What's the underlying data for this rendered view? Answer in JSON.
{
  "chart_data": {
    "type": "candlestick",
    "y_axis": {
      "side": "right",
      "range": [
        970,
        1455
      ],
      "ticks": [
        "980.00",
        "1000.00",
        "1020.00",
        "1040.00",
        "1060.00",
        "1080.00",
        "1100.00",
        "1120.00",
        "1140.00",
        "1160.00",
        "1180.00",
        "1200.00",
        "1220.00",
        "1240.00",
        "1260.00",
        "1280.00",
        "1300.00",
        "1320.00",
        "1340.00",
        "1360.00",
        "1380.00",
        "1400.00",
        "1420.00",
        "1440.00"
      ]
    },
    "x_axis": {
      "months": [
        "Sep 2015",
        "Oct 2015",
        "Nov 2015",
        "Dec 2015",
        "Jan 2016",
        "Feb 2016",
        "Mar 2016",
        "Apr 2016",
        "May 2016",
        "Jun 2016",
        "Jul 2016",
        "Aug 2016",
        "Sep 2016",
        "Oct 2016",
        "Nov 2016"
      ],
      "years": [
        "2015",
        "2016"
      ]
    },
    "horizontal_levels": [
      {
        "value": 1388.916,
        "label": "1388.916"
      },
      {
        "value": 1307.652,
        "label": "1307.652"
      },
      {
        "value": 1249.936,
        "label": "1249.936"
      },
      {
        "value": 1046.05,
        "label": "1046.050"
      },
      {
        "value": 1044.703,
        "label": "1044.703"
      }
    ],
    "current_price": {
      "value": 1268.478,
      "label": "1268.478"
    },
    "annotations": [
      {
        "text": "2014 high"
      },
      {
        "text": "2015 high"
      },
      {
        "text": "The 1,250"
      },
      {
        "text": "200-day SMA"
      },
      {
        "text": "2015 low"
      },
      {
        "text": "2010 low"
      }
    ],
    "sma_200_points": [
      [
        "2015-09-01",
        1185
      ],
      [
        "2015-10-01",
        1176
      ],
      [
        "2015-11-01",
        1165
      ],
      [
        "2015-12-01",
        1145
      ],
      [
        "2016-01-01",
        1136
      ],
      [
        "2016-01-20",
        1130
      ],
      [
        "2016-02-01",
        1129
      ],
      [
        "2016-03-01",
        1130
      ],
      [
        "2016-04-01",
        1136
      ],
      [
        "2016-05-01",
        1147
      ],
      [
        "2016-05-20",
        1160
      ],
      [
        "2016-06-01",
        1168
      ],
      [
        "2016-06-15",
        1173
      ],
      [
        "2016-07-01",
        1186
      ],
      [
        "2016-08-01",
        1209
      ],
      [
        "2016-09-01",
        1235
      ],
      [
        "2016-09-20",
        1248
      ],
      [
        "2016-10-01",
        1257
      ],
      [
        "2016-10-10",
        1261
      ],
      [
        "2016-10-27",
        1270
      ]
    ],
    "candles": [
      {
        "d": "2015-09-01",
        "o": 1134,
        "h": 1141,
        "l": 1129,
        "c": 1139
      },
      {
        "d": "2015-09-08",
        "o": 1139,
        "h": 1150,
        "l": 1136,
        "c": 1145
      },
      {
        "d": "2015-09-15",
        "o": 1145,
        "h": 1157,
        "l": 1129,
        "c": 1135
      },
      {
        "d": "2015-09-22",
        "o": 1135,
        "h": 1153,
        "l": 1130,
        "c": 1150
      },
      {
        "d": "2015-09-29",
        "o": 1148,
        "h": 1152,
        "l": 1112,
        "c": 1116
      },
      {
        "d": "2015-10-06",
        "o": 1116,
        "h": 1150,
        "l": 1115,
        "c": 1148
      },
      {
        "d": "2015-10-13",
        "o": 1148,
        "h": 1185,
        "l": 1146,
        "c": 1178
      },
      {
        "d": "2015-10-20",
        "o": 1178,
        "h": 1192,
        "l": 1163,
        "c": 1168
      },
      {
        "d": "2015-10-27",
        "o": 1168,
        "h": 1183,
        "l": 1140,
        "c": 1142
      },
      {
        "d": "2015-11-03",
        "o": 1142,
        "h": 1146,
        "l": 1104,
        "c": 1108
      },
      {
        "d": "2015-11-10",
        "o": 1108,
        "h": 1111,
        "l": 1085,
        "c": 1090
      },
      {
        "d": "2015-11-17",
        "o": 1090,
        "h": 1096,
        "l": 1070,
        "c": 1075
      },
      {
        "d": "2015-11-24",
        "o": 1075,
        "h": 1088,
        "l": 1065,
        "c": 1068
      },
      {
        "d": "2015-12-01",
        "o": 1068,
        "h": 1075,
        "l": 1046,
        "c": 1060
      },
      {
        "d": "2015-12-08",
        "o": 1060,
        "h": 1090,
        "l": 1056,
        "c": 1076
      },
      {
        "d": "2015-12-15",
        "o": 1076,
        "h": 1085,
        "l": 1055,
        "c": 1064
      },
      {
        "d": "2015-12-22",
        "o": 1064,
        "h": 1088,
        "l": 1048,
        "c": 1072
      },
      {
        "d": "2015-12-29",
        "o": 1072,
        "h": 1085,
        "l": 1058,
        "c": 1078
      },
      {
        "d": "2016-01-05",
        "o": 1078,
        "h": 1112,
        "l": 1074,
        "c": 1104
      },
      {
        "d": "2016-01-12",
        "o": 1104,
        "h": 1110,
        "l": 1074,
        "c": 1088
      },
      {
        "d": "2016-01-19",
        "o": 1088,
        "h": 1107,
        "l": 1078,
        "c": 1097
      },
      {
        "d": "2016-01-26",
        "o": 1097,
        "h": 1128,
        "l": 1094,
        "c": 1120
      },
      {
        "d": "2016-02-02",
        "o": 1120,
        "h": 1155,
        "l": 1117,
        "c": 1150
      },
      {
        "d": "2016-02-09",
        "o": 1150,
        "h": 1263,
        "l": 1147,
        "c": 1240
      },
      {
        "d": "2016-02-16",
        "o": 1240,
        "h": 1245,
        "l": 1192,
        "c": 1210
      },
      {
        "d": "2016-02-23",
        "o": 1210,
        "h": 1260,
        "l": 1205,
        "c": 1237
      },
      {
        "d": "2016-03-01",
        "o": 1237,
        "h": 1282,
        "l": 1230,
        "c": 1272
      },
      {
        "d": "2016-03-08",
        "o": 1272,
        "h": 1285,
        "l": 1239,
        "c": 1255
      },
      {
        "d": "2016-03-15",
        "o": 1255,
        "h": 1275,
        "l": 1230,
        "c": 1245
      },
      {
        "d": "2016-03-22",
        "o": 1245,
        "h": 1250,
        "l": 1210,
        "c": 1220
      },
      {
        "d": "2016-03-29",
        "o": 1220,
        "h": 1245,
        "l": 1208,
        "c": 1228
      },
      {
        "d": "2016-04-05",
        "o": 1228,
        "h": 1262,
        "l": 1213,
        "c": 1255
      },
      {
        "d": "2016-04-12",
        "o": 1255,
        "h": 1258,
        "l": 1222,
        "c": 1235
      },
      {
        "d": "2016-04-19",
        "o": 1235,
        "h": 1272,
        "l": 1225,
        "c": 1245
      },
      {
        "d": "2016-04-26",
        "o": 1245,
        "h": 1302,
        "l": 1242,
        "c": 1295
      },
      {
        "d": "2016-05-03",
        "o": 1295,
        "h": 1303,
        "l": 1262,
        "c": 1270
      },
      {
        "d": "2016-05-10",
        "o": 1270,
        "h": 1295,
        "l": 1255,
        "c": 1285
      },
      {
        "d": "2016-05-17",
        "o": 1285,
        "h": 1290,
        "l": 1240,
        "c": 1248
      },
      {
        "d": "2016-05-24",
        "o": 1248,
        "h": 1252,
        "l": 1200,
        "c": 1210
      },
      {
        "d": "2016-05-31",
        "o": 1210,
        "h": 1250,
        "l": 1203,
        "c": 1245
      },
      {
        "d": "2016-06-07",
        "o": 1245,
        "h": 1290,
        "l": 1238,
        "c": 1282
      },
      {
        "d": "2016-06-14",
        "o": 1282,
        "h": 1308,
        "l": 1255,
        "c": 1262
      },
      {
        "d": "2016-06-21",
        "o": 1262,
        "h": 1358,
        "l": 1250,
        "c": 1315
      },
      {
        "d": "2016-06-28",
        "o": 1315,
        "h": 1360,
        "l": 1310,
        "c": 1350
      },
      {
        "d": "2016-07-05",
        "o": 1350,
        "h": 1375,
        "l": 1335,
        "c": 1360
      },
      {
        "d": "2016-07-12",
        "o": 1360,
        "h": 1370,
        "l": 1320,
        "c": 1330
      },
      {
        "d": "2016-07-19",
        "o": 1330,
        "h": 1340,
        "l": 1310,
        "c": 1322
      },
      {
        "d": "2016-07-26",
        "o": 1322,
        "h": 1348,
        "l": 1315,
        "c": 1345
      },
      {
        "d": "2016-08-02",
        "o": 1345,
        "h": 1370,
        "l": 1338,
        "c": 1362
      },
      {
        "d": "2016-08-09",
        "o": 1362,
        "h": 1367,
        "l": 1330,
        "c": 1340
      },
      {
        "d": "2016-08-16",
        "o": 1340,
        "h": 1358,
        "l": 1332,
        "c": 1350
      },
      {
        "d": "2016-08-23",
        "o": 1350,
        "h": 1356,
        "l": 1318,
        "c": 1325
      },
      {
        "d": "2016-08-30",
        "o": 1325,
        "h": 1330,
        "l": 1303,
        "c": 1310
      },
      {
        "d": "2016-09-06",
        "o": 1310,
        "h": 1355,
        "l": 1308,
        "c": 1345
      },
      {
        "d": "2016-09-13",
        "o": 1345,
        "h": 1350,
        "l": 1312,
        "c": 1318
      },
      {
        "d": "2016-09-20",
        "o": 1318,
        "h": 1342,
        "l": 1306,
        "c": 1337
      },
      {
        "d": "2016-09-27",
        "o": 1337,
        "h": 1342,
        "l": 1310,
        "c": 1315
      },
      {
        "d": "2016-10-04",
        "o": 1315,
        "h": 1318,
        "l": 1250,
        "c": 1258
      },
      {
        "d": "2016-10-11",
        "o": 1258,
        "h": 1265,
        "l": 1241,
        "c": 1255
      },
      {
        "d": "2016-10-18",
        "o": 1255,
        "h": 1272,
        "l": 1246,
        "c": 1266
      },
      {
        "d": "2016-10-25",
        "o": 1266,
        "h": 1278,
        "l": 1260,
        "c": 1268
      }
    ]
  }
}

=====

Locate the word "text" in the data above. Copy every line carrying it.

        "text": "2014 high"
        "text": "2015 high"
        "text": "The 1,250"
        "text": "200-day SMA"
        "text": "2015 low"
        "text": "2010 low"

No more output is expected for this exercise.